═══ Data extract ═══

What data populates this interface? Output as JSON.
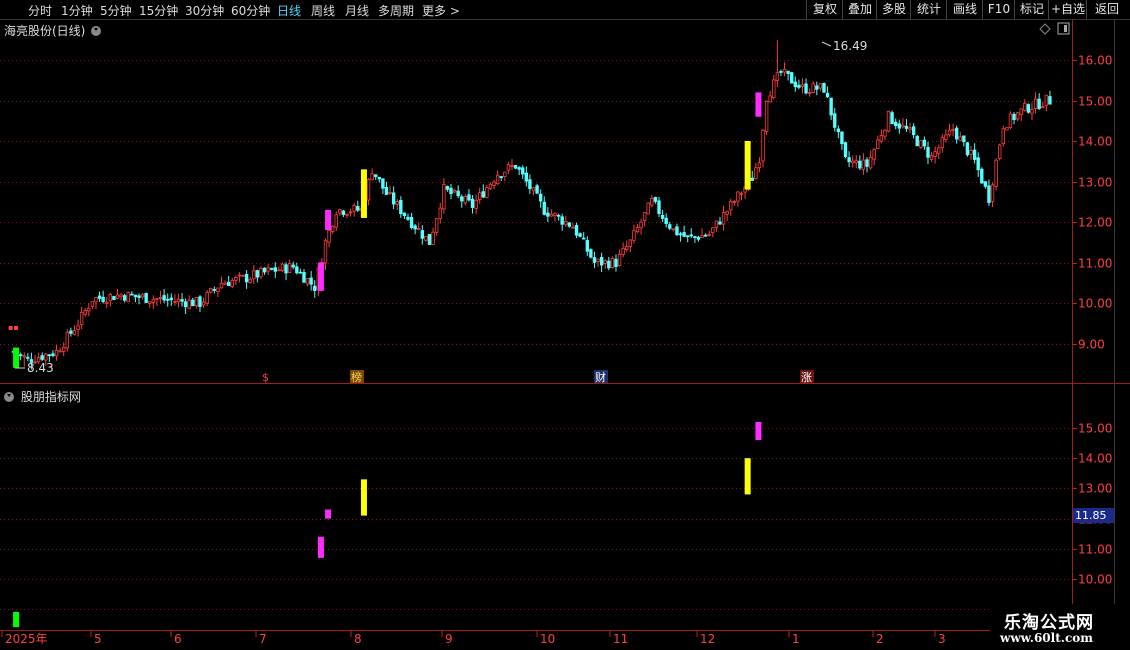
{
  "toolbar": {
    "periods": [
      "分时",
      "1分钟",
      "5分钟",
      "15分钟",
      "30分钟",
      "60分钟",
      "日线",
      "周线",
      "月线",
      "多周期",
      "更多 >"
    ],
    "active_period": "日线",
    "buttons": [
      "复权",
      "叠加",
      "多股",
      "统计",
      "画线",
      "F10",
      "标记",
      "+自选",
      "返回"
    ]
  },
  "main_panel": {
    "title": "海亮股份(日线)",
    "high_label": "16.49",
    "low_label": "8.43"
  },
  "indicator_panel": {
    "title": "股朋指标网",
    "current_value": "11.85"
  },
  "event_markers": [
    "$",
    "榜",
    "财",
    "涨"
  ],
  "axis": {
    "main_ticks": [
      "16.00",
      "15.00",
      "14.00",
      "13.00",
      "12.00",
      "11.00",
      "10.00",
      "9.00"
    ],
    "ind_ticks": [
      "15.00",
      "14.00",
      "13.00",
      "12.00",
      "11.00",
      "10.00"
    ],
    "months": [
      "2025年",
      "5",
      "6",
      "7",
      "8",
      "9",
      "10",
      "11",
      "12",
      "1",
      "2",
      "3"
    ]
  },
  "watermark": {
    "line1": "乐淘公式网",
    "line2": "www.60lt.com"
  },
  "colors": {
    "up": "#ff3c3c",
    "down": "#54ffff",
    "magenta": "#ff2cff",
    "yellow": "#ffff00",
    "green": "#00ff00",
    "grid": "#7a1c1c",
    "active": "#4fd6ff"
  },
  "chart_data": {
    "type": "candlestick",
    "main": {
      "ylim": [
        8.2,
        16.9
      ],
      "ticks": [
        16,
        15,
        14,
        13,
        12,
        11,
        10,
        9
      ],
      "anchors": [
        [
          0,
          8.8
        ],
        [
          4,
          8.6
        ],
        [
          12,
          8.8
        ],
        [
          18,
          9.5
        ],
        [
          22,
          10.1
        ],
        [
          30,
          10.2
        ],
        [
          40,
          10.1
        ],
        [
          52,
          10.0
        ],
        [
          58,
          10.5
        ],
        [
          64,
          10.6
        ],
        [
          72,
          10.8
        ],
        [
          78,
          10.9
        ],
        [
          84,
          10.4
        ],
        [
          87,
          11.5
        ],
        [
          90,
          12.3
        ],
        [
          97,
          12.3
        ],
        [
          100,
          13.3
        ],
        [
          104,
          12.7
        ],
        [
          110,
          12.1
        ],
        [
          116,
          11.5
        ],
        [
          120,
          12.8
        ],
        [
          128,
          12.4
        ],
        [
          135,
          13.2
        ],
        [
          140,
          13.4
        ],
        [
          148,
          12.3
        ],
        [
          156,
          11.9
        ],
        [
          162,
          11.0
        ],
        [
          168,
          11.0
        ],
        [
          172,
          11.5
        ],
        [
          178,
          12.5
        ],
        [
          184,
          11.8
        ],
        [
          188,
          11.6
        ],
        [
          194,
          11.7
        ],
        [
          200,
          12.4
        ],
        [
          206,
          13.1
        ],
        [
          208,
          13.6
        ],
        [
          210,
          15.1
        ],
        [
          214,
          15.7
        ],
        [
          220,
          15.3
        ],
        [
          226,
          15.3
        ],
        [
          232,
          13.5
        ],
        [
          238,
          13.4
        ],
        [
          244,
          14.6
        ],
        [
          250,
          14.2
        ],
        [
          256,
          13.6
        ],
        [
          262,
          14.3
        ],
        [
          268,
          13.5
        ],
        [
          272,
          12.6
        ],
        [
          276,
          14.4
        ],
        [
          282,
          14.8
        ],
        [
          288,
          15.0
        ]
      ],
      "high": 16.49,
      "low": 8.43
    },
    "signals": [
      {
        "type": "green",
        "x": 1,
        "main": [
          8.4,
          8.9
        ],
        "ind": [
          9.7,
          10.2
        ]
      },
      {
        "type": "magenta",
        "x": 86,
        "main": [
          10.3,
          11.0
        ],
        "ind": [
          10.7,
          11.4
        ]
      },
      {
        "type": "magenta",
        "x": 88,
        "main": [
          11.8,
          12.3
        ],
        "ind": [
          12.0,
          12.3
        ]
      },
      {
        "type": "yellow",
        "x": 98,
        "main": [
          12.1,
          13.3
        ],
        "ind": [
          12.1,
          13.3
        ]
      },
      {
        "type": "yellow",
        "x": 205,
        "main": [
          12.8,
          14.0
        ],
        "ind": [
          12.8,
          14.0
        ]
      },
      {
        "type": "magenta",
        "x": 208,
        "main": [
          14.6,
          15.2
        ],
        "ind": [
          14.6,
          15.2
        ]
      }
    ],
    "indicator": {
      "ylim": [
        9.5,
        16.5
      ],
      "ticks": [
        15,
        14,
        13,
        12,
        11,
        10
      ],
      "current": 11.85
    }
  }
}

═══

[Set exercise]: Reproduce each line exactly as it appears, omitting the pictures.

[Result for this task]:
What data populates this interface? Output as JSON.
{
  "toolbar": {
    "periods": [
      "分时",
      "1分钟",
      "5分钟",
      "15分钟",
      "30分钟",
      "60分钟",
      "日线",
      "周线",
      "月线",
      "多周期",
      "更多 >"
    ],
    "active_period": "日线",
    "buttons": [
      "复权",
      "叠加",
      "多股",
      "统计",
      "画线",
      "F10",
      "标记",
      "+自选",
      "返回"
    ]
  },
  "main_panel": {
    "title": "海亮股份(日线)",
    "high_label": "16.49",
    "low_label": "8.43"
  },
  "indicator_panel": {
    "title": "股朋指标网",
    "current_value": "11.85"
  },
  "event_markers": [
    "$",
    "榜",
    "财",
    "涨"
  ],
  "axis": {
    "main_ticks": [
      "16.00",
      "15.00",
      "14.00",
      "13.00",
      "12.00",
      "11.00",
      "10.00",
      "9.00"
    ],
    "ind_ticks": [
      "15.00",
      "14.00",
      "13.00",
      "12.00",
      "11.00",
      "10.00"
    ],
    "months": [
      "2025年",
      "5",
      "6",
      "7",
      "8",
      "9",
      "10",
      "11",
      "12",
      "1",
      "2",
      "3"
    ]
  },
  "watermark": {
    "line1": "乐淘公式网",
    "line2": "www.60lt.com"
  },
  "colors": {
    "up": "#ff3c3c",
    "down": "#54ffff",
    "magenta": "#ff2cff",
    "yellow": "#ffff00",
    "green": "#00ff00",
    "grid": "#7a1c1c",
    "active": "#4fd6ff"
  },
  "chart_data": {
    "type": "candlestick",
    "main": {
      "ylim": [
        8.2,
        16.9
      ],
      "ticks": [
        16,
        15,
        14,
        13,
        12,
        11,
        10,
        9
      ],
      "anchors": [
        [
          0,
          8.8
        ],
        [
          4,
          8.6
        ],
        [
          12,
          8.8
        ],
        [
          18,
          9.5
        ],
        [
          22,
          10.1
        ],
        [
          30,
          10.2
        ],
        [
          40,
          10.1
        ],
        [
          52,
          10.0
        ],
        [
          58,
          10.5
        ],
        [
          64,
          10.6
        ],
        [
          72,
          10.8
        ],
        [
          78,
          10.9
        ],
        [
          84,
          10.4
        ],
        [
          87,
          11.5
        ],
        [
          90,
          12.3
        ],
        [
          97,
          12.3
        ],
        [
          100,
          13.3
        ],
        [
          104,
          12.7
        ],
        [
          110,
          12.1
        ],
        [
          116,
          11.5
        ],
        [
          120,
          12.8
        ],
        [
          128,
          12.4
        ],
        [
          135,
          13.2
        ],
        [
          140,
          13.4
        ],
        [
          148,
          12.3
        ],
        [
          156,
          11.9
        ],
        [
          162,
          11.0
        ],
        [
          168,
          11.0
        ],
        [
          172,
          11.5
        ],
        [
          178,
          12.5
        ],
        [
          184,
          11.8
        ],
        [
          188,
          11.6
        ],
        [
          194,
          11.7
        ],
        [
          200,
          12.4
        ],
        [
          206,
          13.1
        ],
        [
          208,
          13.6
        ],
        [
          210,
          15.1
        ],
        [
          214,
          15.7
        ],
        [
          220,
          15.3
        ],
        [
          226,
          15.3
        ],
        [
          232,
          13.5
        ],
        [
          238,
          13.4
        ],
        [
          244,
          14.6
        ],
        [
          250,
          14.2
        ],
        [
          256,
          13.6
        ],
        [
          262,
          14.3
        ],
        [
          268,
          13.5
        ],
        [
          272,
          12.6
        ],
        [
          276,
          14.4
        ],
        [
          282,
          14.8
        ],
        [
          288,
          15.0
        ]
      ],
      "high": 16.49,
      "low": 8.43
    },
    "signals": [
      {
        "type": "green",
        "x": 1,
        "main": [
          8.4,
          8.9
        ],
        "ind": [
          9.7,
          10.2
        ]
      },
      {
        "type": "magenta",
        "x": 86,
        "main": [
          10.3,
          11.0
        ],
        "ind": [
          10.7,
          11.4
        ]
      },
      {
        "type": "magenta",
        "x": 88,
        "main": [
          11.8,
          12.3
        ],
        "ind": [
          12.0,
          12.3
        ]
      },
      {
        "type": "yellow",
        "x": 98,
        "main": [
          12.1,
          13.3
        ],
        "ind": [
          12.1,
          13.3
        ]
      },
      {
        "type": "yellow",
        "x": 205,
        "main": [
          12.8,
          14.0
        ],
        "ind": [
          12.8,
          14.0
        ]
      },
      {
        "type": "magenta",
        "x": 208,
        "main": [
          14.6,
          15.2
        ],
        "ind": [
          14.6,
          15.2
        ]
      }
    ],
    "indicator": {
      "ylim": [
        9.5,
        16.5
      ],
      "ticks": [
        15,
        14,
        13,
        12,
        11,
        10
      ],
      "current": 11.85
    }
  }
}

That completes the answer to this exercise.